------ Selected extract ------

Weekend data wrangle - CDP water supply risk

Apr 11, 2020 / Sean Turner

This weekend’s data wrangle looks at the CDP Cities Water Risks dataset.

This dataset includes the urban risks to water supply as reported by cities in the 2018 CDP Cities questionnaire. Details of the risks alongside their magnitude of impact and timescale are included. For responses to other questions in 2018, please view the 2018 Full Cities dataset.

I saw the CDP’s logo on the front of a recent Pacific Institute report (see post from Tuesday), so I thought I’d check out their data. They’ve surveyed the water utilities of hundreds of cities to characterize global urban water supply risks.

Sounds promising…

First I’m gonna load some libraries and download the dataset:

library(vroom)   # for data download
library(dplyr)   # for data wrangle
library(purrr)   # for applying functions
library(ggplot2) # for plotting

# download data
vroom("https://data.cdp.net/resource/qaye-zhaz.csv") %>% 
  # remove unnecessary columns
  select(-access, -c40, -account_no) ->
  data

# show summary of water supply risks in data
data %>% count(risks_to_city_s_water_supply)

------ Data provided ------

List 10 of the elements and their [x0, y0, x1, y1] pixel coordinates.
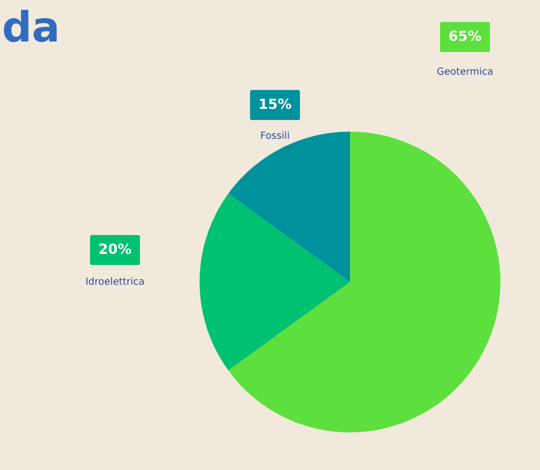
data-label: 65%: [449, 30, 482, 42]
pie-slice: [228, 132, 500, 432]
pie-slice: [200, 194, 350, 370]
slice-label: Idroelettrica: [86, 277, 144, 285]
slice-label: Fossili: [261, 131, 289, 139]
data-label: 20%: [99, 244, 132, 254]
pie-slice: [228, 132, 350, 282]
slice-label: Geotermica: [437, 67, 492, 75]
chart-title: da: [4, 10, 57, 42]
data-label: 15%: [260, 98, 292, 110]
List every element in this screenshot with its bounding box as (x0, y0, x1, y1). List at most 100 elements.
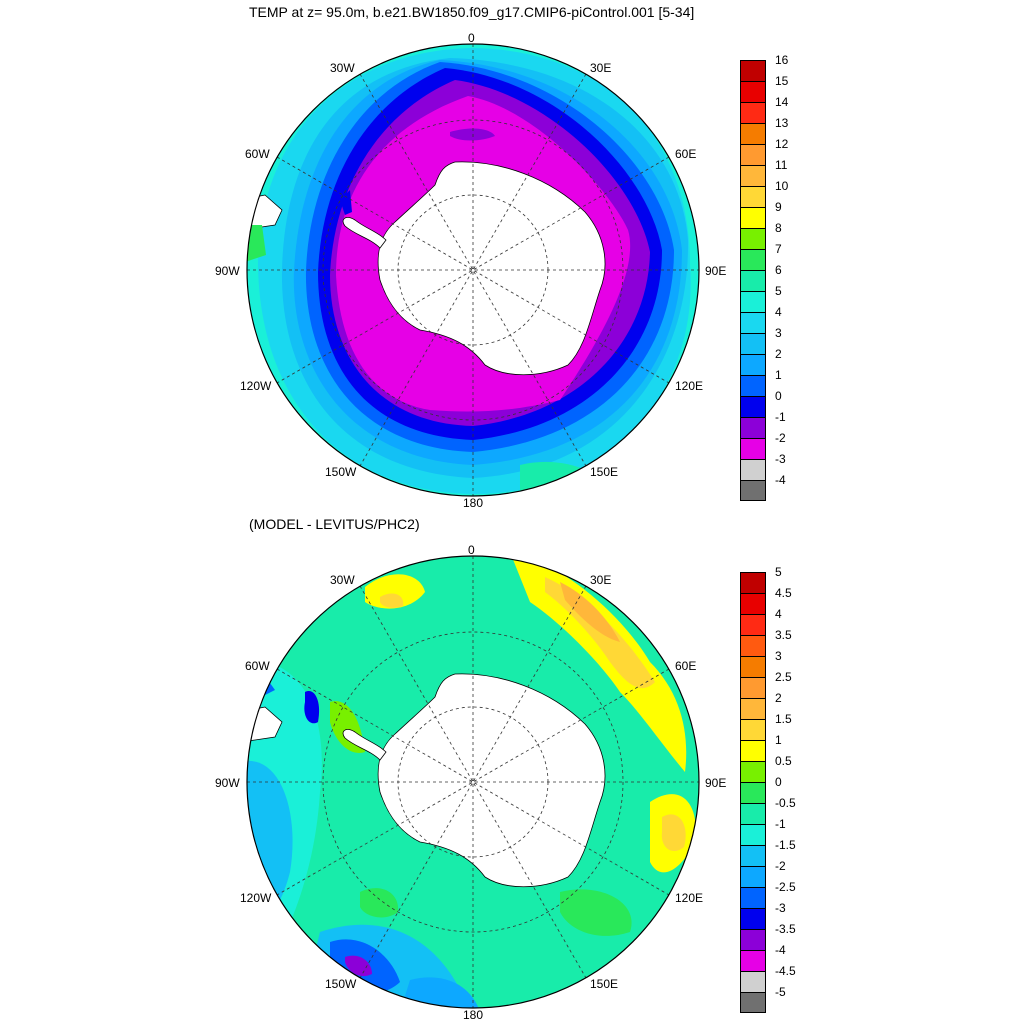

------

> Task to carry out:
Resume the weekend data wrangle post on CDP water supply risk, carrying on from the code line that counts each city's water supply risks.

> Expected answer:
## # A tibble: 9 x 2
##   risks_to_city_s_water_supply           n
##   <chr>                              <int>
## 1 Declining water quality              117
## 2 Flooding                             121
## 3 Higher water prices                   55
## 4 Inadequate or aging infrastructure   114
## 5 Increased water stress or scarcity   240
## 6 Other                                 26
## 7 "Other "                               1
## 8 Regulatory                            18
## 9 Water losses                          17

So we have seven main risk types documented. The most common in the dataset are declining water quality, flooding, bad infrastructure, and increasing water stress.

Each risk has categorized by each reporting city utility according to seriousness. This is where the survey becomes silly. Clearly a utility’s definition of “extremely serious” is completely context dependent; this problem will emerge in the final plot.

I want to identify the world’s top 20 high risk cities. So I’ve devised a simple scoring system based on number of risks and reported seriousness:

(the data are quite messy, so please excuse the long-winded wrangle!)

# get risks (remove unhelpful "other" category)
risks <- data[["risks_to_city_s_water_supply"]] %>% unique() %>% 
  .[!grepl("Other", .)]

# run through all cities...
# ... fill out holes in dataset with NA
data %>% pull(city) %>% unique() %>% 
  map_dfr(function(city){
    
    filter(data, city == !! city) %>% 
      select(risk = risks_to_city_s_water_supply,
             magnitude) -> city_risks
    
    # deal with cases where a single city reports ...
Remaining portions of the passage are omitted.